-- Begin --

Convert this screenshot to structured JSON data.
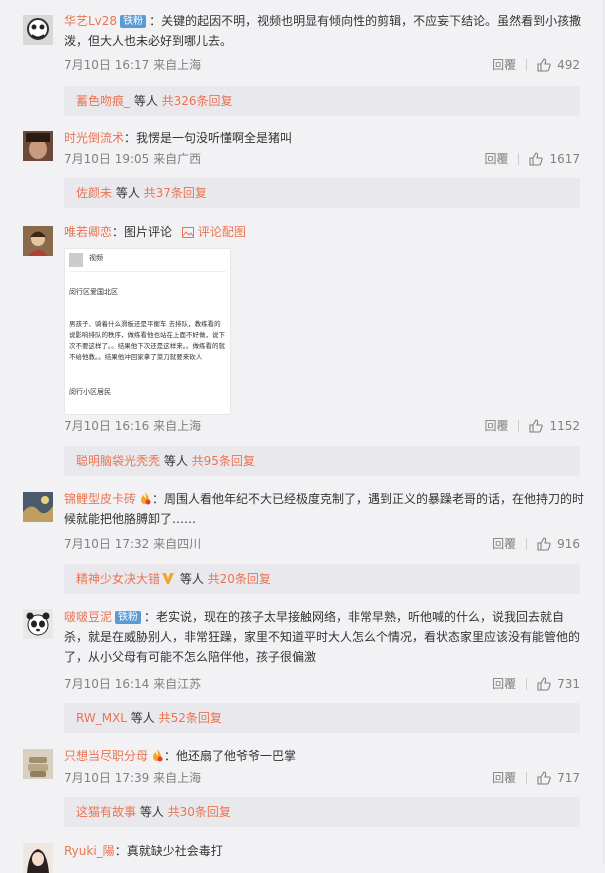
{
  "comments": [
    {
      "username": "华艺Lv28",
      "badge": "铁粉",
      "text": "：关键的起因不明，视频也明显有倾向性的剪辑，不应妄下结论。虽然看到小孩撒泼，但大人也未必好到哪儿去。",
      "time": "7月10日 16:17 来自上海",
      "reply_label": "回覆",
      "likes": "492",
      "reply_summary": {
        "name": "蓄色吻痕_",
        "mid": " 等人 ",
        "count": "共326条回复"
      }
    },
    {
      "username": "时光倒流术",
      "text": "：我愣是一句没听懂啊全是猪叫",
      "time": "7月10日 19:05 来自广西",
      "reply_label": "回覆",
      "likes": "1617",
      "reply_summary": {
        "name": "佐颜未",
        "mid": " 等人 ",
        "count": "共37条回复"
      }
    },
    {
      "username": "唯若卿恋",
      "text": "：图片评论",
      "pic_link": "评论配图",
      "image_text": {
        "header_name": "视频",
        "loc1": "闵行区爱国北区",
        "body": "男孩子、骑着什么滑板还是平衡车 去排队，教练看的说影响排队的秩序，做练看他也站在上面不好做，说下次不要这样了。。结果他下次还是这样来。。做练看的就不给他教。。结果他冲回家拿了菜刀就要来砍人",
        "loc2": "闵行小区居民"
      },
      "time": "7月10日 16:16 来自上海",
      "reply_label": "回覆",
      "likes": "1152",
      "reply_summary": {
        "name": "聪明脑袋光秃秃",
        "mid": " 等人 ",
        "count": "共95条回复"
      }
    },
    {
      "username": "锦鲤型皮卡砖",
      "text": "：周围人看他年纪不大已经极度克制了，遇到正义的暴躁老哥的话，在他持刀的时候就能把他胳膊卸了……",
      "time": "7月10日 17:32 来自四川",
      "reply_label": "回覆",
      "likes": "916",
      "reply_summary": {
        "name": "精神少女决大错",
        "mid": " 等人 ",
        "count": "共20条回复"
      }
    },
    {
      "username": "啵啵豆泥",
      "badge": "铁粉",
      "text": "：老实说，现在的孩子太早接触网络，非常早熟，听他喊的什么，说我回去就自杀，就是在威胁别人，非常狂躁，家里不知道平时大人怎么个情况，看状态家里应该没有能管他的了，从小父母有可能不怎么陪伴他，孩子很偏激",
      "time": "7月10日 16:14 来自江苏",
      "reply_label": "回覆",
      "likes": "731",
      "reply_summary": {
        "name": "RW_MXL",
        "mid": " 等人 ",
        "count": "共52条回复"
      }
    },
    {
      "username": "只想当尽职分母",
      "text": "：他还扇了他爷爷一巴掌",
      "time": "7月10日 17:39 来自上海",
      "reply_label": "回覆",
      "likes": "717",
      "reply_summary": {
        "name": "这猫有故事",
        "mid": " 等人 ",
        "count": "共30条回复"
      }
    },
    {
      "username": "Ryuki_陽",
      "text": "：真就缺少社会毒打"
    }
  ],
  "colors": {
    "accent": "#eb7350",
    "badge": "#5b9bd5",
    "meta": "#808080"
  }
}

-- End --

● Aim of the exercise:
Lines containing the string "username" are to be selected and copied.

● Task result:
      "username": "华艺Lv28",
      "username": "时光倒流术",
      "username": "唯若卿恋",
      "username": "锦鲤型皮卡砖",
      "username": "啵啵豆泥",
      "username": "只想当尽职分母",
      "username": "Ryuki_陽",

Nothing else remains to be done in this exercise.